| Task brief |
Could you repeat the records below exactly, leaving out any pictures?

────────────────────────────────────────

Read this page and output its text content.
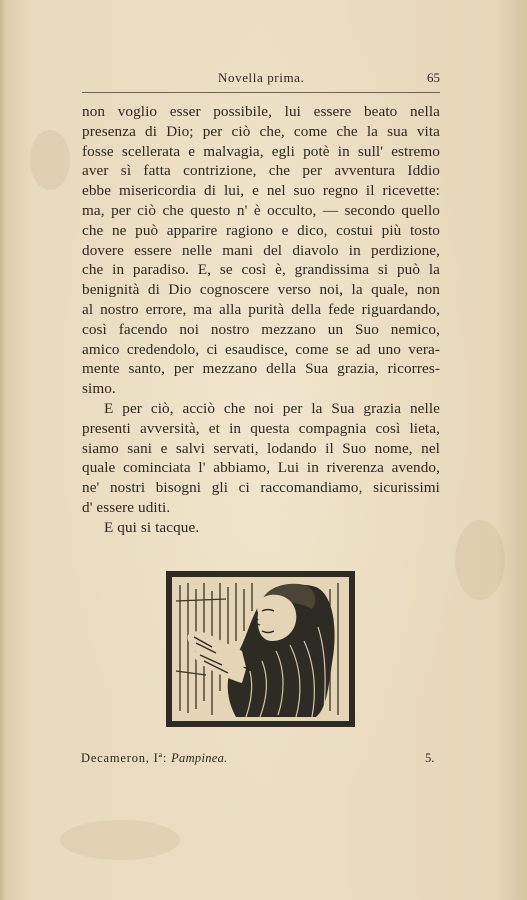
Novella prima.	65
non voglio esser possibile, lui essere beato nella
presenza di Dio; per ciò che, come che la sua vita
fosse scellerata e malvagia, egli potè in sull' estremo
aver sì fatta contrizione, che per avventura Iddio
ebbe misericordia di lui, e nel suo regno il ricevette:
ma, per ciò che questo n' è occulto, — secondo quello
che ne può apparire ragiono e dico, costui più tosto
dovere essere nelle mani del diavolo in perdizione,
che in paradiso. E, se così è, grandissima si può la
benignità di Dio cognoscere verso noi, la quale, non
al nostro errore, ma alla purità della fede riguardando,
così facendo noi nostro mezzano un Suo nemico,
amico credendolo, ci esaudisce, come se ad uno vera-
mente santo, per mezzano della Sua grazia, ricorres-
simo.
E per ciò, acciò che noi per la Sua grazia nelle
presenti avversità, et in questa compagnia così lieta,
siamo sani e salvi servati, lodando il Suo nome, nel
quale cominciata l' abbiamo, Lui in riverenza avendo,
ne' nostri bisogni gli ci raccomandiamo, sicurissimi
d' essere uditi.
E qui si tacque.
Decameron, Iª: Pampinea.	5.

────────────────────────────────────────

| Written reply |
Read this page and output its text content.
Novella prima.	65
non voglio esser possibile, lui essere beato nella
presenza di Dio; per ciò che, come che la sua vita
fosse scellerata e malvagia, egli potè in sull' estremo
aver sì fatta contrizione, che per avventura Iddio
ebbe misericordia di lui, e nel suo regno il ricevette:
ma, per ciò che questo n' è occulto, — secondo quello
che ne può apparire ragiono e dico, costui più tosto
dovere essere nelle mani del diavolo in perdizione,
che in paradiso. E, se così è, grandissima si può la
benignità di Dio cognoscere verso noi, la quale, non
al nostro errore, ma alla purità della fede riguardando,
così facendo noi nostro mezzano un Suo nemico,
amico credendolo, ci esaudisce, come se ad uno vera-
mente santo, per mezzano della Sua grazia, ricorres-
simo.
E per ciò, acciò che noi per la Sua grazia nelle
presenti avversità, et in questa compagnia così lieta,
siamo sani e salvi servati, lodando il Suo nome, nel
quale cominciata l' abbiamo, Lui in riverenza avendo,
ne' nostri bisogni gli ci raccomandiamo, sicurissimi
d' essere uditi.
E qui si tacque.
Decameron, Iª: Pampinea.	5.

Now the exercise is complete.